◆ Reading passage ◆
◆ ◆ ◆
Chinese State-owned oil and gas giant China National Offshore Oil Corp said on Wednesday that it has completed the country's first offshore carbon capture and storage project designed to permanently bury carbon dioxide in the seabed.

After 10 months of preparations, the project will serve the Enping 15-1 oilfield located in the mouth of the Pearl River, about 200 kilometers south of Shenzhen, Guangdong province, said the country's top offshore oil and gas driller.

Liu Huaxiang, general manager of the deepwater engineering construction department under CNOOC's Shenzhen branch, said the project will store CO2 emitted during the oil extraction process, and it is capable of storing more than 300,000 metric tons of the greenhouse gas annually, equivalent to planting 14 million trees or taking 1 million cars off the road each year.

The project will further facilitate the country's ambition to achieve a carbon peak by 2030 and carbon neutrality by 2060, he said.
◆ ◆ ◆
◆ Data excerpts ◆
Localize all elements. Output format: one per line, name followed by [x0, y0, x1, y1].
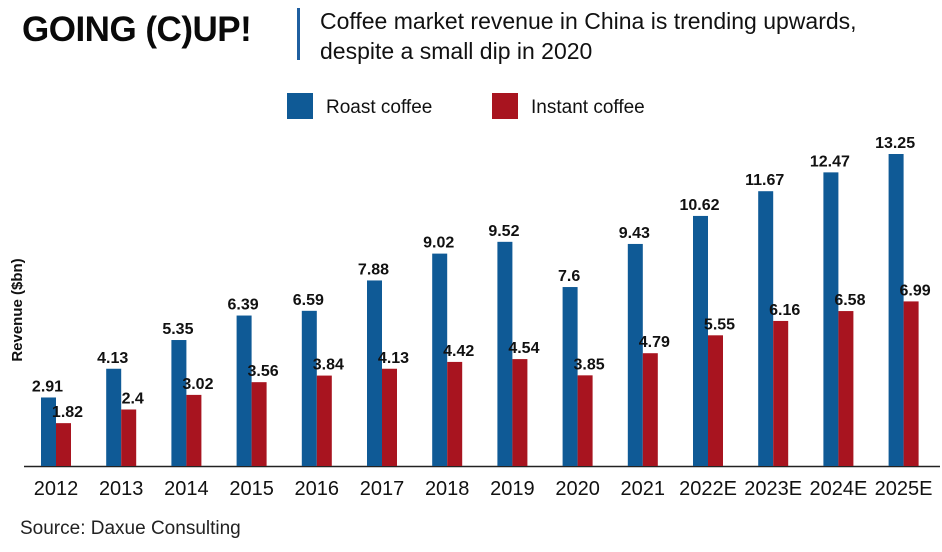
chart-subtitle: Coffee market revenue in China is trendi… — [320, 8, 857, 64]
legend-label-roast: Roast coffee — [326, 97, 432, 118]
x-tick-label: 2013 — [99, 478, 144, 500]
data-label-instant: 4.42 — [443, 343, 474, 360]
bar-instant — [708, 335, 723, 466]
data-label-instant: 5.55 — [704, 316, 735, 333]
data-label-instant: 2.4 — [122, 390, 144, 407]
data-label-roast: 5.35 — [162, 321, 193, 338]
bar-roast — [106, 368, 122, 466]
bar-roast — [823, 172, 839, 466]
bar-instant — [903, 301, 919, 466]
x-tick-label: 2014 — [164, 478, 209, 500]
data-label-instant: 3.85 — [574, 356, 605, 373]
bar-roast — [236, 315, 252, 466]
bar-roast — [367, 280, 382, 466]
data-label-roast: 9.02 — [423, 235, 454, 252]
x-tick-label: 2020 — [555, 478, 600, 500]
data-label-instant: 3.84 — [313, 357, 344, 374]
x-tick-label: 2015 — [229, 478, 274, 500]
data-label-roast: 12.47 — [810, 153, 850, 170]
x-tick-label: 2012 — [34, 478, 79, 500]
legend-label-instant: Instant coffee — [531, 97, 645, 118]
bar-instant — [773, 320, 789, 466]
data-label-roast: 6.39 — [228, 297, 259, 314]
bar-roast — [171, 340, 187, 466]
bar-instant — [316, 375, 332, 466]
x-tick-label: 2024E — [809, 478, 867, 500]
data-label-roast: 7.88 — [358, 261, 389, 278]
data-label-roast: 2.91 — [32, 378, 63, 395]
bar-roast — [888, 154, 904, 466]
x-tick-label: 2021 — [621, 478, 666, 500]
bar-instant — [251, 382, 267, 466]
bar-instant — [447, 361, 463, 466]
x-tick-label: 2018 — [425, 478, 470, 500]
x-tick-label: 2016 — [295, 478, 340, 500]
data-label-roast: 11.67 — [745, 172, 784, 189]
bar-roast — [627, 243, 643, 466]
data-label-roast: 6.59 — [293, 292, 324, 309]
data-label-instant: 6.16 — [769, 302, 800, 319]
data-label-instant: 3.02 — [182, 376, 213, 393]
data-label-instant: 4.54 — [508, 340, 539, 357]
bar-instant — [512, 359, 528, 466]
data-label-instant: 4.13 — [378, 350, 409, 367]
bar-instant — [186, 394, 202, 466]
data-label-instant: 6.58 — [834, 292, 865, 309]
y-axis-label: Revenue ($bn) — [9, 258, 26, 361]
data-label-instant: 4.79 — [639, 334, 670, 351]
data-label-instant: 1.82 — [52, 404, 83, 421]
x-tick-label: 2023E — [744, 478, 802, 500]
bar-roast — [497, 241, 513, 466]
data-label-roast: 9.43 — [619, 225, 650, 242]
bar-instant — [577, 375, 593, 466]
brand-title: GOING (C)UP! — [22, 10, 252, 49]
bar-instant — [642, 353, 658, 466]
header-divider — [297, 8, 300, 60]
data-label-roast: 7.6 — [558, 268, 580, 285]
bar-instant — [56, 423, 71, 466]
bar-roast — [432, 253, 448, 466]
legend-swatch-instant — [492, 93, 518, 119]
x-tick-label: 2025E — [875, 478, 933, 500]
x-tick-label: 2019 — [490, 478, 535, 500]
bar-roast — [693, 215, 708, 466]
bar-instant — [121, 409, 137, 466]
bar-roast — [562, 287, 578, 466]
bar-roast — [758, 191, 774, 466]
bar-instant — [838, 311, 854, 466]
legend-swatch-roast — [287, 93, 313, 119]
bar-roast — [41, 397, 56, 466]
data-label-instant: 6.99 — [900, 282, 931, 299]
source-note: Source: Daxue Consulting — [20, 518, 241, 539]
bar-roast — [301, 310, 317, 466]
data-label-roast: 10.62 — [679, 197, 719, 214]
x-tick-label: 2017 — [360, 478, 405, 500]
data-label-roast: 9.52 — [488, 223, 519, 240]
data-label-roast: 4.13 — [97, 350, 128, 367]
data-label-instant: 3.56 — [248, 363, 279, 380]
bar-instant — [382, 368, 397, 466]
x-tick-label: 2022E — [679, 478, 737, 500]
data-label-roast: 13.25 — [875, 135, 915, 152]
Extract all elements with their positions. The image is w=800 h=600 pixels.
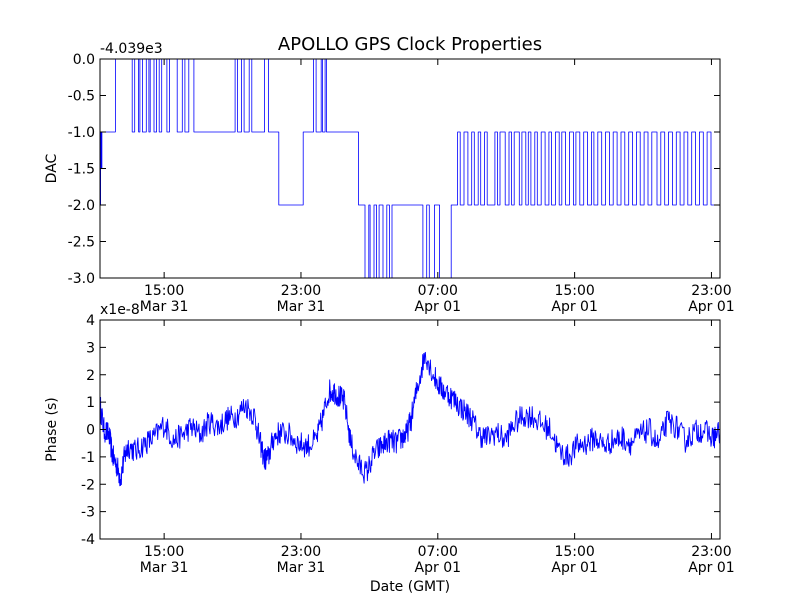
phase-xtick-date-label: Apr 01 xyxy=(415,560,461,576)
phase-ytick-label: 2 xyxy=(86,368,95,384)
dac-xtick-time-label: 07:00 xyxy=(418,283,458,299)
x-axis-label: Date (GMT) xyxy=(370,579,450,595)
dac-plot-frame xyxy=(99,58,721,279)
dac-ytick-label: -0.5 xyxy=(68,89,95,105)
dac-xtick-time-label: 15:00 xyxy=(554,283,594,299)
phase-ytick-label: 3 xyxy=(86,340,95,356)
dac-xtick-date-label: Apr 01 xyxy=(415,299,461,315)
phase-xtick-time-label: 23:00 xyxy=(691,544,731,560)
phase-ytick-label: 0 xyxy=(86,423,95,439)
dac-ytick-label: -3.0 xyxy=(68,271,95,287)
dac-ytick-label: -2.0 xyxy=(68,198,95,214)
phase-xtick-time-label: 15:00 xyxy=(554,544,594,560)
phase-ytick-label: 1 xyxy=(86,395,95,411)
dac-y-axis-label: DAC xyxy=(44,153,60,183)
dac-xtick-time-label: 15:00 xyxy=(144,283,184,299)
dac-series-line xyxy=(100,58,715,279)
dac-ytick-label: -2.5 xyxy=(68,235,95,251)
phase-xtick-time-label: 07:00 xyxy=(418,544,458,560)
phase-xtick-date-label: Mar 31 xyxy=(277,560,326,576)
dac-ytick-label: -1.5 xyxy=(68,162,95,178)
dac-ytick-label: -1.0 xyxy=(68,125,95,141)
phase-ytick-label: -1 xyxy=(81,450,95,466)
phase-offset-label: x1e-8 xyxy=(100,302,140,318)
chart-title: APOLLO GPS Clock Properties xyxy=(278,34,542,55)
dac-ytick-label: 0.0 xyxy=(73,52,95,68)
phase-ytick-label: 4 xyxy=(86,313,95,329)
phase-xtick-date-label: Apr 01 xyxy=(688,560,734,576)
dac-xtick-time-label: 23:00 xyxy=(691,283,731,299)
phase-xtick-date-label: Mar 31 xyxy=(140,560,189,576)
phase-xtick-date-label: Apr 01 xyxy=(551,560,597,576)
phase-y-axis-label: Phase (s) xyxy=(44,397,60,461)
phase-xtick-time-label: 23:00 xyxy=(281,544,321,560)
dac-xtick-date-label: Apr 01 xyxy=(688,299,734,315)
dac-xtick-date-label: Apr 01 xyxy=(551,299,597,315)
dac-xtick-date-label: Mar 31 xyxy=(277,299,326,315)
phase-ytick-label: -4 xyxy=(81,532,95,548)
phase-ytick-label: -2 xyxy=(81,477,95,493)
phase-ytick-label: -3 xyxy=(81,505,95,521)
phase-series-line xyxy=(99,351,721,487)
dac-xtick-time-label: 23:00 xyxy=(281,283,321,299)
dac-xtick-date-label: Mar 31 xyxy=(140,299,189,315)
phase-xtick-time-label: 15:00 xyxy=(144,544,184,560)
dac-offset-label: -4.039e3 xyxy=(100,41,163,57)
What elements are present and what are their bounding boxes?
◆ ◆ ◆
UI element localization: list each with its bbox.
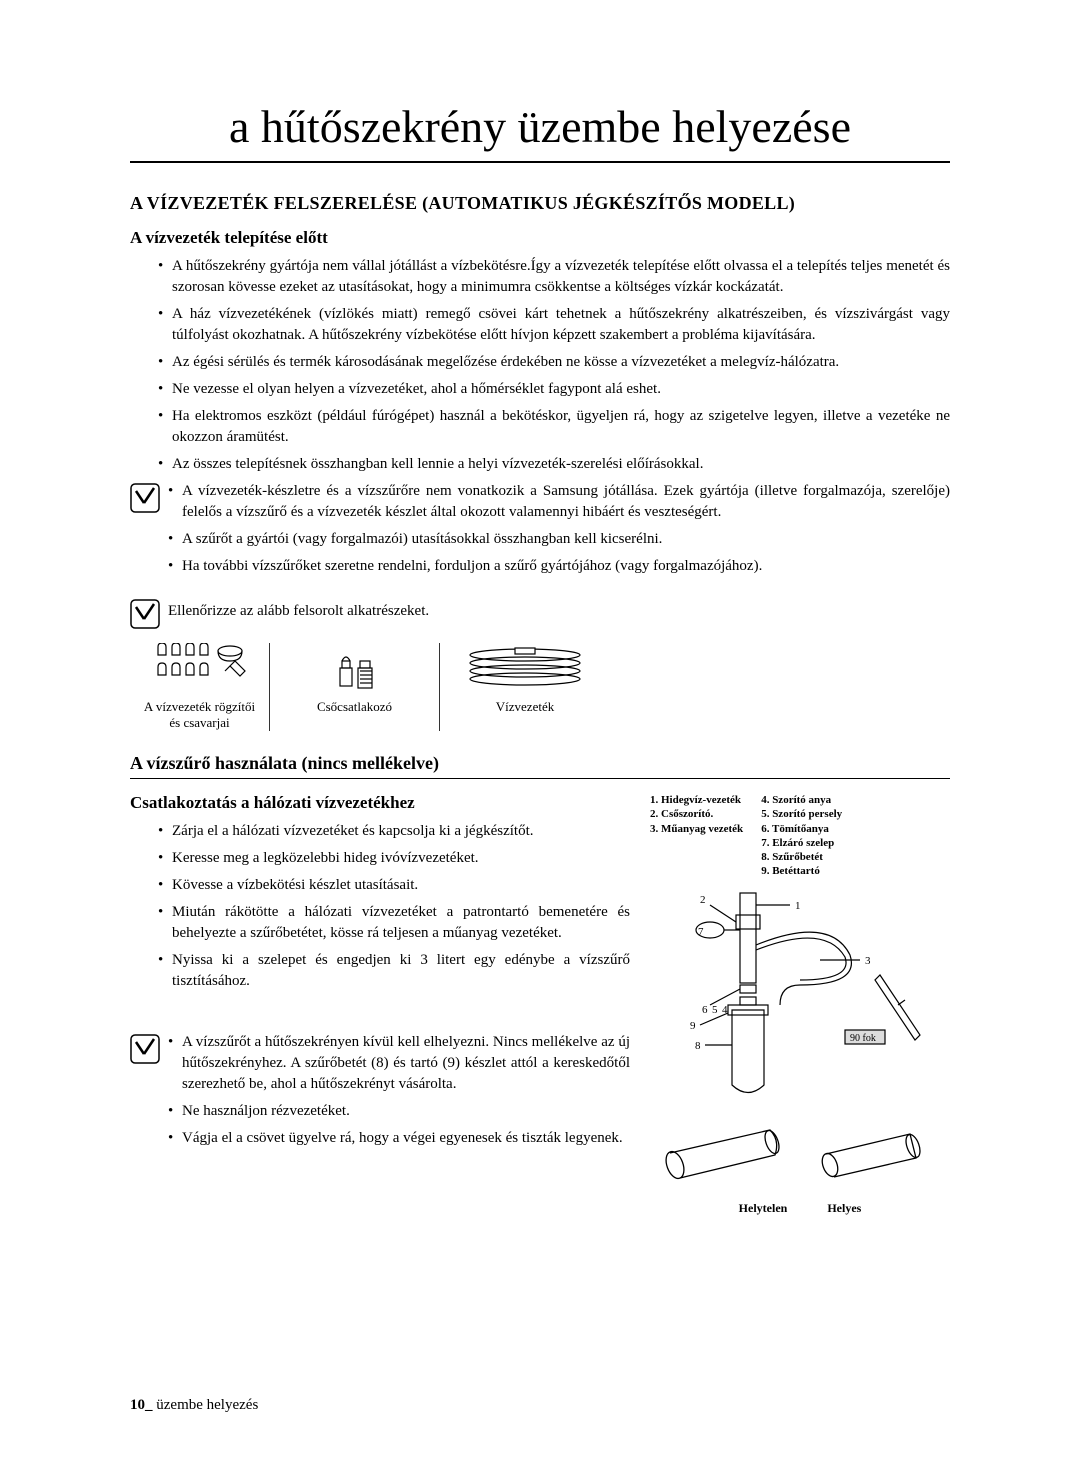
◆ ◆ ◆
◆ Objective 1 ◆
In the carbon storage article, how far is the Enping 15-1 oilfield from Shenzhen?
◆ Objective 2 ◆
Repeat the stretch of the carbon storage article from "Liu Huaxiang, general" through "2060, he said.".
◆ Objective 3 ◆
Using the carbon storage article, explain how the project is meant to support the country's larger climate goals.
The data here come from a separate source, not from the carbon storage article.

◆ Complete output 1 ◆
About 200 kilometers south of Shenzhen.

◆ Complete output 2 ◆
Liu Huaxiang, general manager of the deepwater engineering construction department under CNOOC's Shenzhen branch, said the project will store CO2 emitted during the oil extraction process, and it is capable of storing more than 300,000 metric tons of the greenhouse gas annually, equivalent to planting 14 million trees or taking 1 million cars off the road each year.

The project will further facilitate the country's ambition to achieve a carbon peak by 2030 and carbon neutrality by 2060, he said.

◆ Complete output 3 ◆
The project will store the CO2 released during oil extraction, more than 300,000 metric tons a year. Liu Huaxiang says this will help the country reach its carbon peak by 2030 and carbon neutrality by 2060.